» **Written exercise**:
Extract the lines beginning at the one that holds "Output a JSON object describing the text" and ending at the final line of the material below, keeping them exact and leaving out all pictures.

» **Material supplied**:
──────────

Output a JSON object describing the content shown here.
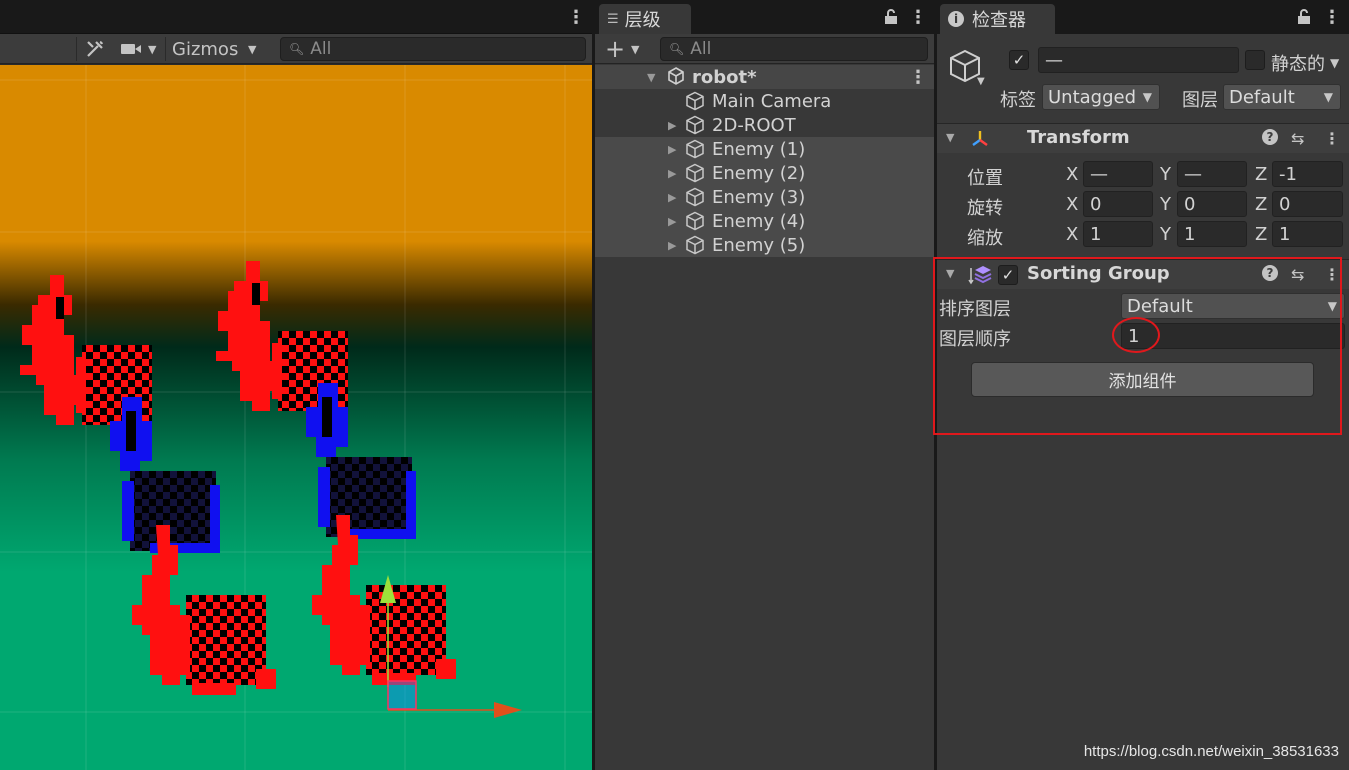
{
  "scene": {
    "gizmos_label": "Gizmos",
    "search_placeholder": "All"
  },
  "hierarchy": {
    "tab_label": "层级",
    "search_placeholder": "All",
    "scene_name": "robot*",
    "items": [
      {
        "label": "Main Camera"
      },
      {
        "label": "2D-ROOT"
      },
      {
        "label": "Enemy (1)"
      },
      {
        "label": "Enemy (2)"
      },
      {
        "label": "Enemy (3)"
      },
      {
        "label": "Enemy (4)"
      },
      {
        "label": "Enemy (5)"
      }
    ]
  },
  "inspector": {
    "tab_label": "检查器",
    "name_value": "—",
    "static_label": "静态的",
    "tag_label": "标签",
    "tag_value": "Untagged",
    "layer_label": "图层",
    "layer_value": "Default",
    "transform": {
      "title": "Transform",
      "position_label": "位置",
      "rotation_label": "旋转",
      "scale_label": "缩放",
      "position": {
        "x": "—",
        "y": "—",
        "z": "-1"
      },
      "rotation": {
        "x": "0",
        "y": "0",
        "z": "0"
      },
      "scale": {
        "x": "1",
        "y": "1",
        "z": "1"
      }
    },
    "sorting_group": {
      "title": "Sorting Group",
      "sorting_layer_label": "排序图层",
      "sorting_layer_value": "Default",
      "order_label": "图层顺序",
      "order_value": "1"
    },
    "add_component_label": "添加组件"
  },
  "axis_letters": {
    "x": "X",
    "y": "Y",
    "z": "Z"
  },
  "watermark": "https://blog.csdn.net/weixin_38531633",
  "colors": {
    "scene_sky": "#d98a00",
    "scene_ground": "#00a870",
    "enemy_red": "#ff1010",
    "enemy_blue": "#1010f0",
    "highlight_red": "#e0181c"
  }
}
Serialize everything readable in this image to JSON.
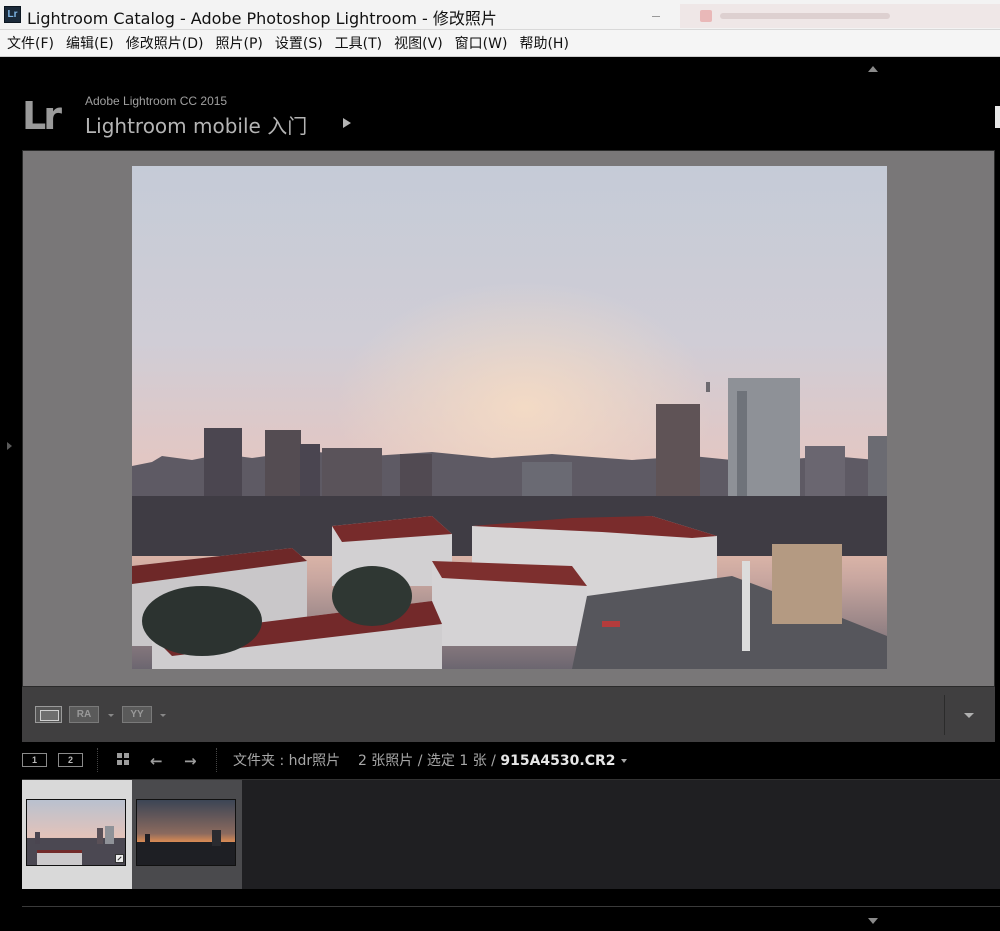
{
  "window": {
    "title": "Lightroom Catalog - Adobe Photoshop Lightroom - 修改照片",
    "app_icon_label": "Lr"
  },
  "menu": {
    "items": [
      "文件(F)",
      "编辑(E)",
      "修改照片(D)",
      "照片(P)",
      "设置(S)",
      "工具(T)",
      "视图(V)",
      "窗口(W)",
      "帮助(H)"
    ]
  },
  "identity": {
    "logo": "Lr",
    "product": "Adobe Lightroom CC 2015",
    "plate": "Lightroom mobile 入门"
  },
  "toolbar": {
    "compare_label": "RA",
    "survey_label": "YY"
  },
  "filmstrip_header": {
    "monitor1": "1",
    "monitor2": "2",
    "folder_prefix": "文件夹 : hdr照片",
    "count_text": "2 张照片 / 选定 1 张 /",
    "filename": "915A4530.CR2"
  },
  "filmstrip": {
    "selected_index": 0,
    "count": 2
  },
  "colors": {
    "accent_bg": "#000000",
    "view_gray": "#797778",
    "selected_cell": "#d9d9d9"
  }
}
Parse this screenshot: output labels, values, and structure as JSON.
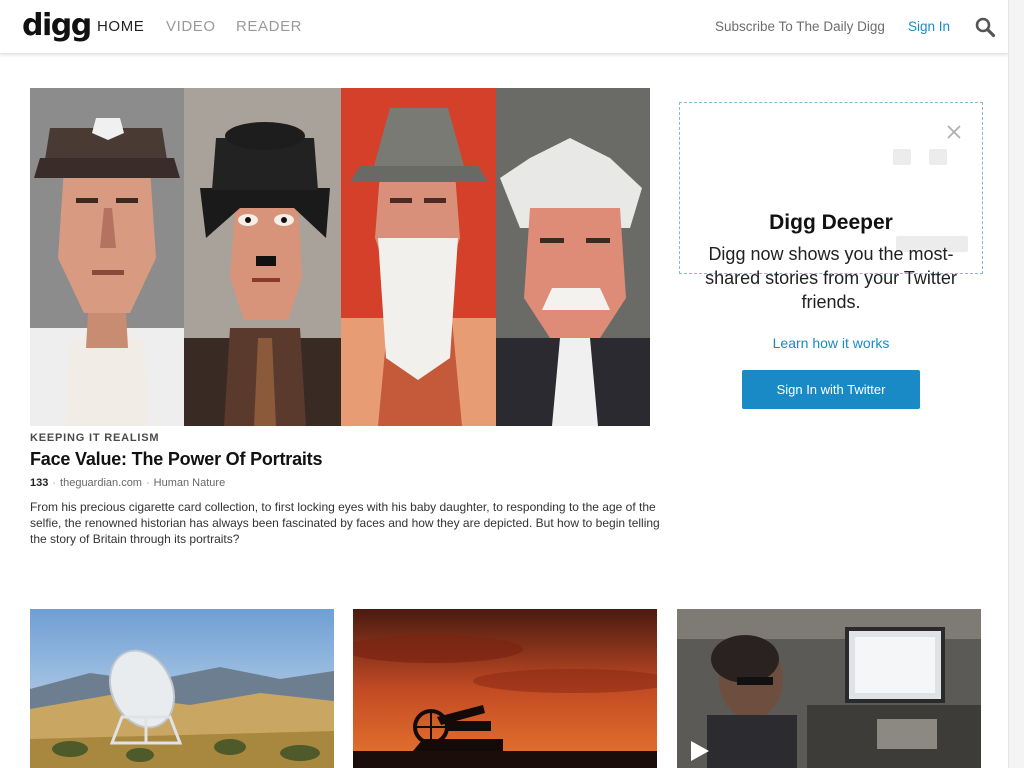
{
  "header": {
    "logo": "digg",
    "nav": [
      {
        "label": "HOME"
      },
      {
        "label": "VIDEO"
      },
      {
        "label": "READER"
      }
    ],
    "subscribe_label": "Subscribe To The Daily Digg",
    "signin_label": "Sign In"
  },
  "feature": {
    "kicker": "KEEPING IT REALISM",
    "headline": "Face Value: The Power Of Portraits",
    "digg_count": "133",
    "source": "theguardian.com",
    "category": "Human Nature",
    "summary": "From his precious cigarette card collection, to first locking eyes with his baby daughter, to responding to the age of the selfie, the renowned historian has always been fascinated by faces and how they are depicted. But how to begin telling the story of Britain through its portraits?"
  },
  "digg_deeper": {
    "title": "Digg Deeper",
    "text": "Digg now shows you the most-shared stories from your Twitter friends.",
    "learn_link": "Learn how it works",
    "button_label": "Sign In with Twitter"
  },
  "colors": {
    "accent": "#1a8ac6",
    "nav_active": "#222222",
    "nav_inactive": "#9a9a9a"
  }
}
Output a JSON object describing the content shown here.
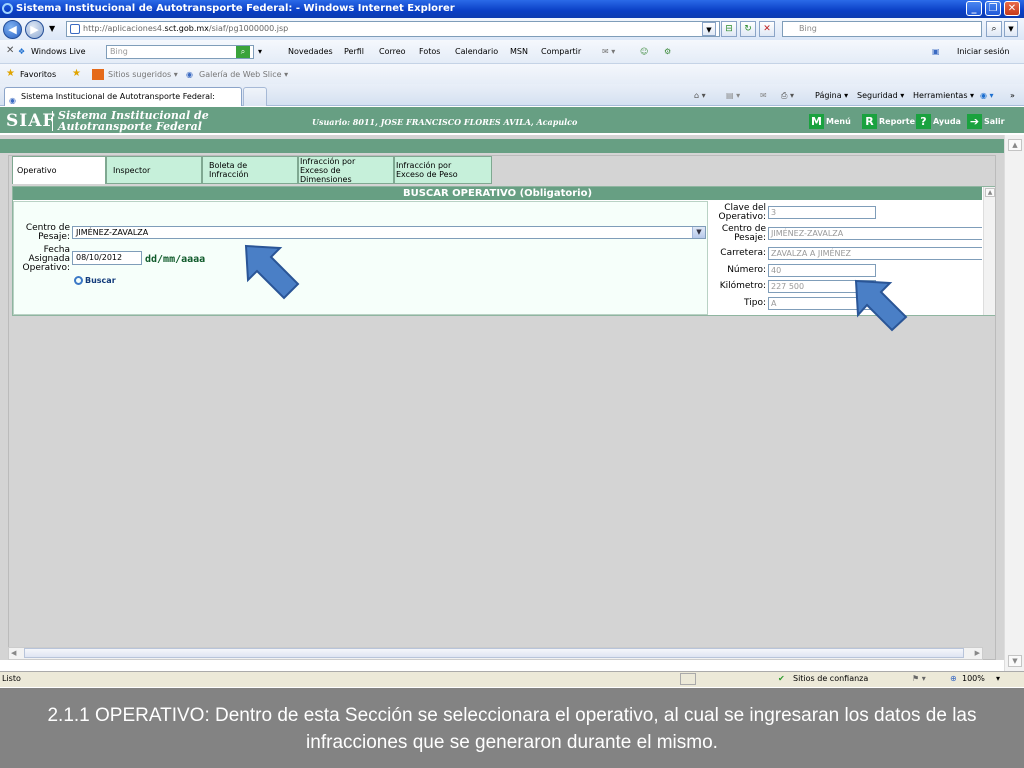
{
  "browser": {
    "window_title": "Sistema Institucional de Autotransporte Federal: - Windows Internet Explorer",
    "url_prefix": "http://aplicaciones4.",
    "url_domain": "sct.gob.mx",
    "url_suffix": "/siaf/pg1000000.jsp",
    "search_placeholder": "Bing",
    "live_toolbar": {
      "windows_live": "Windows Live",
      "search_placeholder": "Bing",
      "items": [
        "Novedades",
        "Perfil",
        "Correo",
        "Fotos",
        "Calendario",
        "MSN",
        "Compartir"
      ],
      "signin": "Iniciar sesión"
    },
    "favorites_bar": {
      "favorites": "Favoritos",
      "suggested": "Sitios sugeridos ▾",
      "gallery": "Galería de Web Slice ▾"
    },
    "tab_title": "Sistema Institucional de Autotransporte Federal:",
    "command_bar": {
      "page": "Página ▾",
      "security": "Seguridad ▾",
      "tools": "Herramientas ▾"
    },
    "status": {
      "left": "Listo",
      "zone": "Sitios de confianza",
      "zoom": "100%"
    }
  },
  "siaf": {
    "logo": "SIAF",
    "subtitle_line1": "Sistema Institucional de",
    "subtitle_line2": "Autotransporte Federal",
    "user_info": "Usuario: 8011, JOSE FRANCISCO FLORES AVILA, Acapulco",
    "buttons": {
      "menu_icon": "M",
      "menu": "Menú",
      "report_icon": "R",
      "report": "Reporte",
      "help_icon": "?",
      "help": "Ayuda",
      "exit": "Salir"
    },
    "tabs": [
      {
        "label": "Operativo"
      },
      {
        "label": "Inspector"
      },
      {
        "label": "Boleta de Infracción"
      },
      {
        "label": "Infracción por Exceso de Dimensiones"
      },
      {
        "label": "Infracción por Exceso de Peso"
      }
    ],
    "panel_title": "BUSCAR OPERATIVO (Obligatorio)",
    "form": {
      "centro_label_1": "Centro de",
      "centro_label_2": "Pesaje:",
      "centro_value": "JIMÉNEZ-ZAVALZA",
      "fecha_label_1": "Fecha",
      "fecha_label_2": "Asignada",
      "fecha_label_3": "Operativo:",
      "fecha_value": "08/10/2012",
      "fecha_format": "dd/mm/aaaa",
      "search_button": "Buscar"
    },
    "details": {
      "clave_label_1": "Clave del",
      "clave_label_2": "Operativo:",
      "clave_value": "3",
      "centro_label_1": "Centro de",
      "centro_label_2": "Pesaje:",
      "centro_value": "JIMÉNEZ-ZAVALZA",
      "carretera_label": "Carretera:",
      "carretera_value": "ZAVALZA A JIMÉNEZ",
      "numero_label": "Número:",
      "numero_value": "40",
      "kilometro_label": "Kilómetro:",
      "kilometro_value": "227 500",
      "tipo_label": "Tipo:",
      "tipo_value": "A"
    }
  },
  "caption": "2.1.1 OPERATIVO: Dentro de esta Sección se seleccionara el operativo, al cual se ingresaran los datos de las infracciones que se generaron durante el mismo.",
  "colors": {
    "siaf_green": "#679f83",
    "tab_green": "#c6f0da",
    "arrow_blue": "#4a7fc6",
    "caption_bg": "#838383"
  }
}
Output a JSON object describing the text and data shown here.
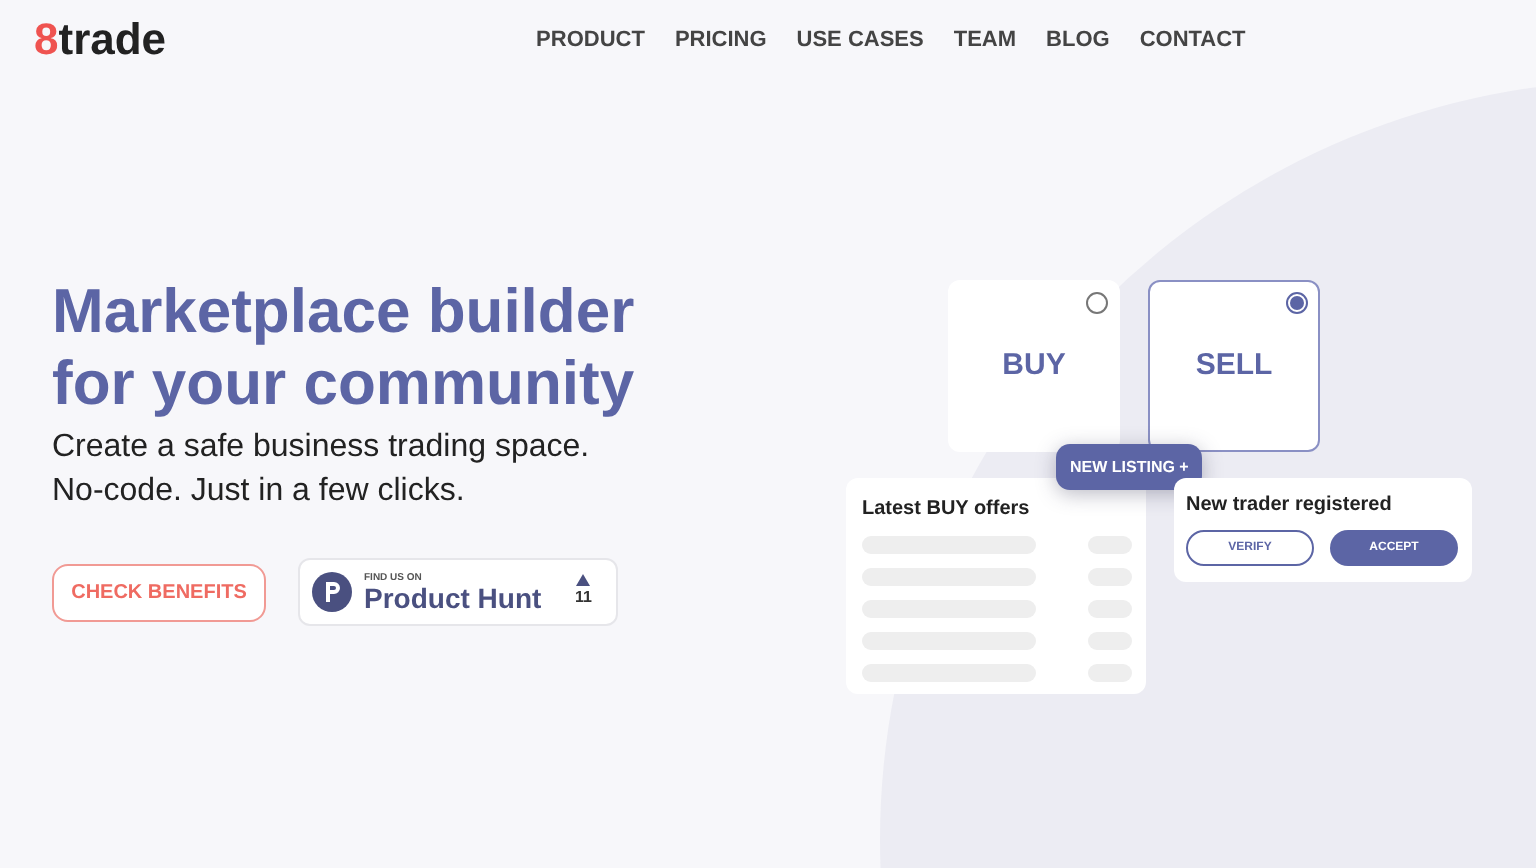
{
  "logo": {
    "mark": "8",
    "text": "trade"
  },
  "nav": [
    "PRODUCT",
    "PRICING",
    "USE CASES",
    "TEAM",
    "BLOG",
    "CONTACT"
  ],
  "hero": {
    "title_lines": [
      "Marketplace builder",
      "for your community"
    ],
    "subtitle_lines": [
      "Create a safe business trading space.",
      "No-code. Just in a few clicks."
    ]
  },
  "cta": {
    "label": "CHECK BENEFITS"
  },
  "product_hunt": {
    "caption": "FIND US ON",
    "name": "Product Hunt",
    "votes": "11"
  },
  "illustration": {
    "options": [
      {
        "label": "BUY",
        "selected": false
      },
      {
        "label": "SELL",
        "selected": true
      }
    ],
    "new_listing": "NEW LISTING +",
    "offers": {
      "title": "Latest BUY offers"
    },
    "trader": {
      "title": "New trader registered",
      "buttons": [
        "VERIFY",
        "ACCEPT"
      ]
    }
  }
}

──────────

» **Solution to this task**:
Output a JSON object describing the text and data shown here.
{
  "logo": {
    "mark": "8",
    "text": "trade"
  },
  "nav": [
    "PRODUCT",
    "PRICING",
    "USE CASES",
    "TEAM",
    "BLOG",
    "CONTACT"
  ],
  "hero": {
    "title_lines": [
      "Marketplace builder",
      "for your community"
    ],
    "subtitle_lines": [
      "Create a safe business trading space.",
      "No-code. Just in a few clicks."
    ]
  },
  "cta": {
    "label": "CHECK BENEFITS"
  },
  "product_hunt": {
    "caption": "FIND US ON",
    "name": "Product Hunt",
    "votes": "11"
  },
  "illustration": {
    "options": [
      {
        "label": "BUY",
        "selected": false
      },
      {
        "label": "SELL",
        "selected": true
      }
    ],
    "new_listing": "NEW LISTING +",
    "offers": {
      "title": "Latest BUY offers"
    },
    "trader": {
      "title": "New trader registered",
      "buttons": [
        "VERIFY",
        "ACCEPT"
      ]
    }
  }
}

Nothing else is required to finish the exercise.